**Job:** Leave every picture out and write out the records below exactly.
--- begin ---
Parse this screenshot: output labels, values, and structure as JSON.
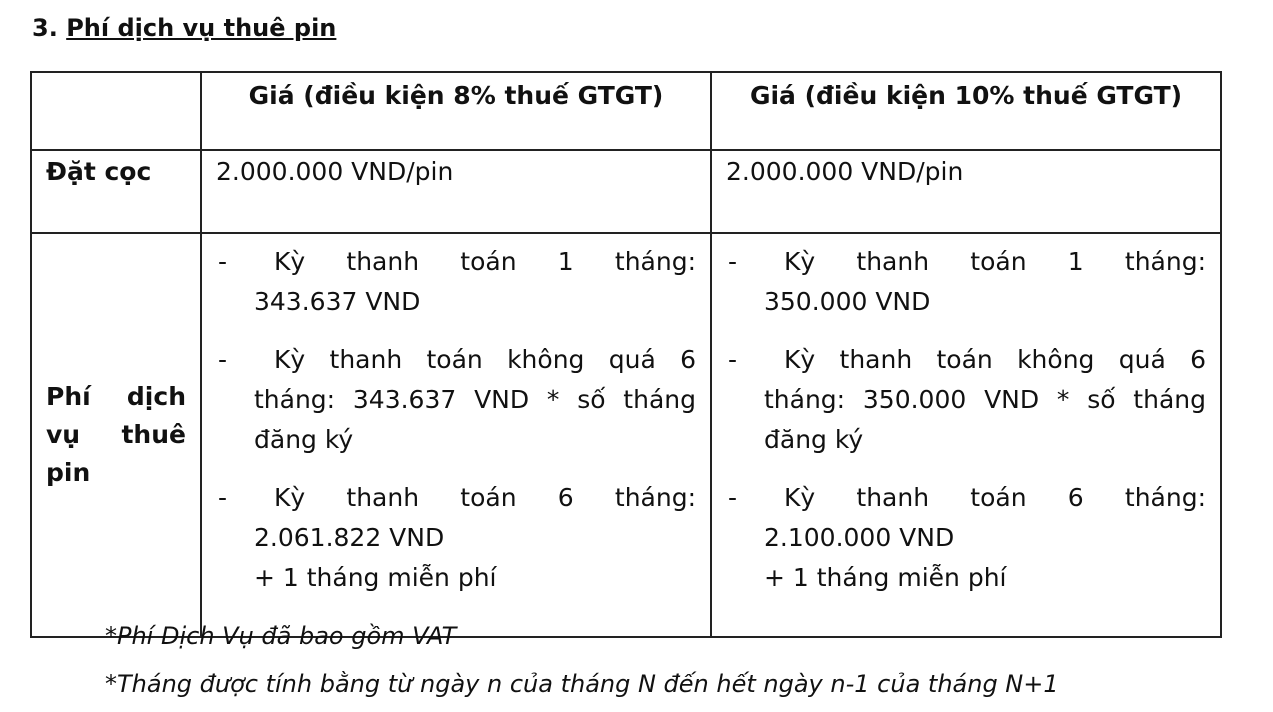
{
  "section": {
    "number": "3.",
    "title": "Phí dịch vụ thuê pin"
  },
  "table": {
    "headers": [
      "",
      "Giá (điều kiện 8% thuế GTGT)",
      "Giá (điều kiện 10% thuế GTGT)"
    ],
    "deposit": {
      "label": "Đặt cọc",
      "col8": "2.000.000 VND/pin",
      "col10": "2.000.000 VND/pin"
    },
    "rental": {
      "label_lines": [
        "Phí dịch",
        "vụ thuê",
        "pin"
      ],
      "col8": [
        {
          "dash": "-",
          "first": "Kỳ thanh toán 1 tháng:",
          "rest": "343.637 VND",
          "extra": ""
        },
        {
          "dash": "-",
          "first": "Kỳ thanh toán không quá 6",
          "rest": "tháng: 343.637 VND * số tháng đăng ký",
          "extra": ""
        },
        {
          "dash": "-",
          "first": "Kỳ thanh toán 6 tháng:",
          "rest": "2.061.822 VND",
          "extra": "+ 1 tháng miễn phí"
        }
      ],
      "col10": [
        {
          "dash": "-",
          "first": "Kỳ thanh toán 1 tháng:",
          "rest": "350.000 VND",
          "extra": ""
        },
        {
          "dash": "-",
          "first": "Kỳ thanh toán không quá 6",
          "rest": "tháng: 350.000 VND * số tháng đăng ký",
          "extra": ""
        },
        {
          "dash": "-",
          "first": "Kỳ thanh toán 6 tháng:",
          "rest": "2.100.000 VND",
          "extra": "+ 1 tháng miễn phí"
        }
      ]
    }
  },
  "notes": [
    "*Phí Dịch Vụ đã bao gồm VAT",
    "*Tháng được tính bằng từ ngày n của tháng N đến hết ngày n-1 của tháng N+1"
  ]
}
--- end ---
**Finished answer:**
Parse this screenshot: output labels, values, and structure as JSON.
{
  "section": {
    "number": "3.",
    "title": "Phí dịch vụ thuê pin"
  },
  "table": {
    "headers": [
      "",
      "Giá (điều kiện 8% thuế GTGT)",
      "Giá (điều kiện 10% thuế GTGT)"
    ],
    "deposit": {
      "label": "Đặt cọc",
      "col8": "2.000.000 VND/pin",
      "col10": "2.000.000 VND/pin"
    },
    "rental": {
      "label_lines": [
        "Phí dịch",
        "vụ thuê",
        "pin"
      ],
      "col8": [
        {
          "dash": "-",
          "first": "Kỳ thanh toán 1 tháng:",
          "rest": "343.637 VND",
          "extra": ""
        },
        {
          "dash": "-",
          "first": "Kỳ thanh toán không quá 6",
          "rest": "tháng: 343.637 VND * số tháng đăng ký",
          "extra": ""
        },
        {
          "dash": "-",
          "first": "Kỳ thanh toán 6 tháng:",
          "rest": "2.061.822 VND",
          "extra": "+ 1 tháng miễn phí"
        }
      ],
      "col10": [
        {
          "dash": "-",
          "first": "Kỳ thanh toán 1 tháng:",
          "rest": "350.000 VND",
          "extra": ""
        },
        {
          "dash": "-",
          "first": "Kỳ thanh toán không quá 6",
          "rest": "tháng: 350.000 VND * số tháng đăng ký",
          "extra": ""
        },
        {
          "dash": "-",
          "first": "Kỳ thanh toán 6 tháng:",
          "rest": "2.100.000 VND",
          "extra": "+ 1 tháng miễn phí"
        }
      ]
    }
  },
  "notes": [
    "*Phí Dịch Vụ đã bao gồm VAT",
    "*Tháng được tính bằng từ ngày n của tháng N đến hết ngày n-1 của tháng N+1"
  ]
}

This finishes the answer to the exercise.